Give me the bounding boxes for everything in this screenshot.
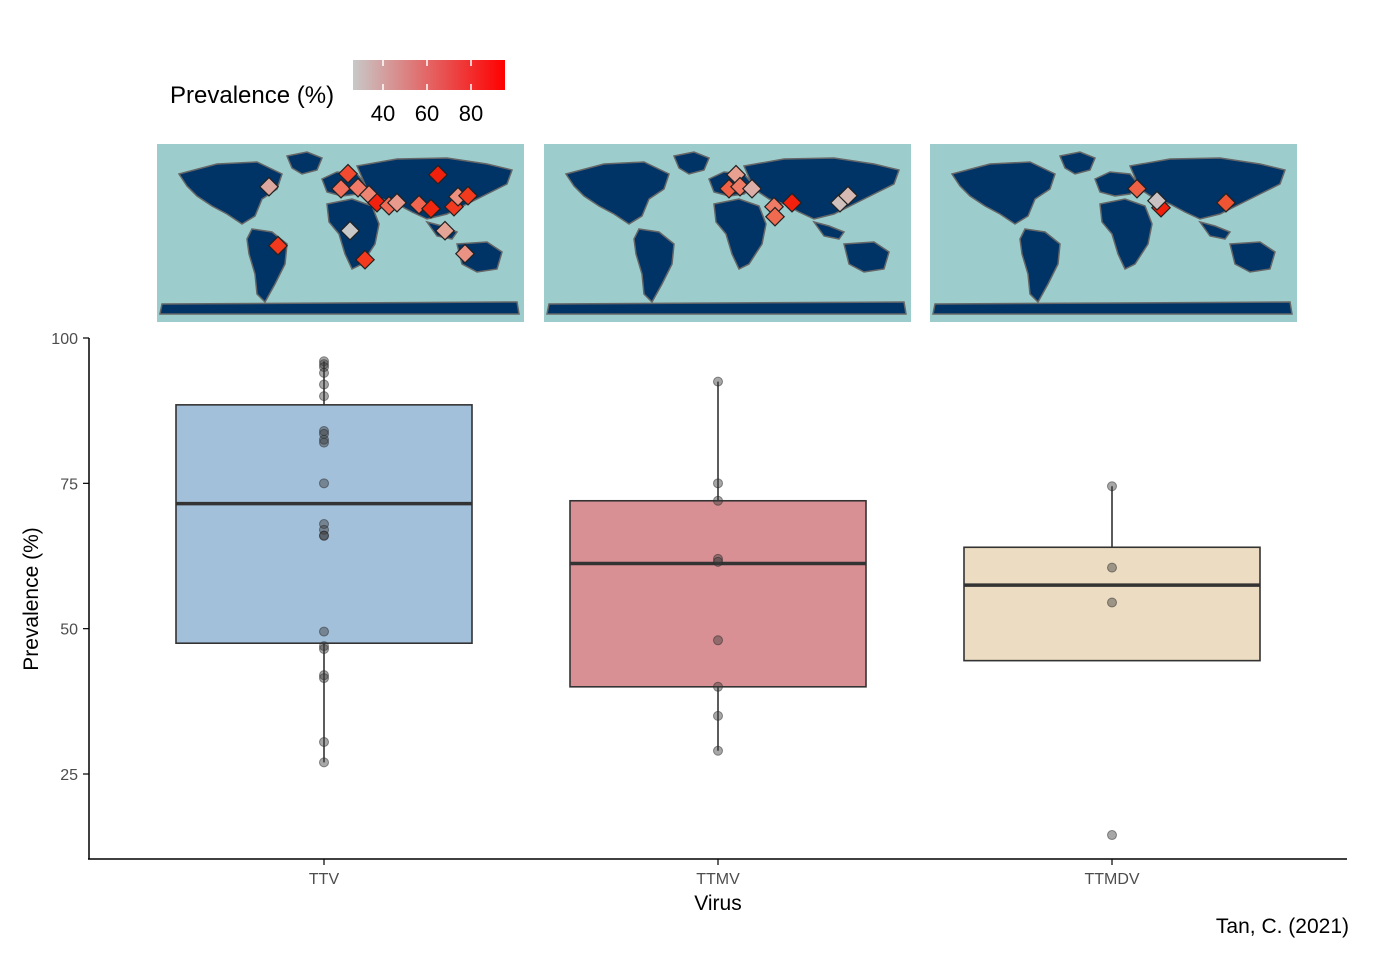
x-tick-label: TTV — [309, 871, 340, 888]
legend-tick-label: 60 — [415, 101, 439, 126]
y-tick-label: 25 — [60, 767, 78, 784]
data-point — [1107, 562, 1117, 573]
y-tick-label: 50 — [60, 622, 78, 639]
legend-title: Prevalence (%) — [170, 82, 334, 109]
color-legend: Prevalence (%) 40 60 80 — [170, 60, 505, 126]
data-point — [713, 553, 723, 564]
map-marker — [339, 220, 361, 241]
y-axis-label: Prevalence (%) — [20, 527, 43, 671]
data-point — [713, 745, 723, 756]
data-point — [319, 641, 329, 652]
data-point — [319, 434, 329, 445]
map-marker — [764, 206, 786, 227]
map-marker — [457, 185, 479, 206]
data-point — [713, 681, 723, 692]
x-tick-label: TTMDV — [1084, 871, 1139, 888]
legend-tick-label: 80 — [459, 101, 483, 126]
map-marker — [386, 192, 408, 213]
map-marker — [258, 176, 280, 197]
map-marker — [1146, 190, 1168, 211]
data-point — [319, 478, 329, 489]
y-ticks: 25 50 75 100 — [51, 331, 89, 784]
box-ttmdv — [963, 481, 1261, 841]
legend-colorbar — [353, 60, 505, 90]
boxes — [175, 356, 1261, 841]
data-point — [319, 737, 329, 748]
y-tick-label: 100 — [51, 331, 78, 348]
map-marker — [781, 192, 803, 213]
map-panel-ttmdv — [930, 144, 1297, 322]
map-markers — [718, 164, 859, 227]
map-marker — [354, 249, 376, 270]
boxplot: 25 50 75 100 TTV TTMV TTMDV Virus Prevalence … — [20, 331, 1347, 915]
map-panel-ttmv — [544, 144, 911, 322]
data-point — [319, 670, 329, 681]
y-tick-label: 75 — [60, 476, 78, 493]
box-ttv — [175, 356, 473, 768]
box-ttmv — [569, 376, 867, 756]
map-markers — [258, 163, 479, 270]
data-point — [713, 478, 723, 489]
data-point — [713, 635, 723, 646]
x-axis-label: Virus — [694, 892, 741, 915]
map-marker — [837, 185, 859, 206]
data-point — [713, 495, 723, 506]
credit-text: Tan, C. (2021) — [1216, 915, 1349, 938]
box-body — [569, 499, 867, 688]
data-point — [713, 710, 723, 721]
legend-tick-label: 40 — [371, 101, 395, 126]
x-tick-label: TTMV — [696, 871, 740, 888]
map-marker — [427, 164, 449, 185]
map-marker — [337, 163, 359, 184]
map-marker — [1215, 192, 1237, 213]
data-point — [319, 644, 329, 655]
data-point — [1107, 597, 1117, 608]
box-body — [963, 546, 1261, 662]
data-point — [319, 673, 329, 684]
data-point — [319, 437, 329, 448]
data-point — [1107, 830, 1117, 841]
x-ticks: TTV TTMV TTMDV — [309, 859, 1140, 888]
map-marker — [741, 178, 763, 199]
data-point — [319, 367, 329, 378]
data-point — [319, 757, 329, 768]
data-point — [319, 379, 329, 390]
map-markers — [1126, 178, 1237, 218]
map-marker — [330, 178, 352, 199]
data-point — [713, 556, 723, 567]
map-marker — [267, 235, 289, 256]
map-marker — [420, 198, 442, 219]
map-marker — [434, 220, 456, 241]
data-point — [713, 376, 723, 387]
data-point — [319, 530, 329, 541]
data-point — [1107, 481, 1117, 492]
data-point — [319, 391, 329, 402]
map-marker — [1126, 178, 1148, 199]
map-marker — [454, 243, 476, 264]
data-point — [319, 626, 329, 637]
map-panel-ttv — [157, 144, 524, 322]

○ ○ ○ ○

### TASK TO COMPLETE
When a line in the listing has the string "boxes" in it, return that line.

### SOLUTION FOR THIS EXERCISE
Give me the bounding boxes for everything in this screenshot.
boxes — [175, 356, 1261, 841]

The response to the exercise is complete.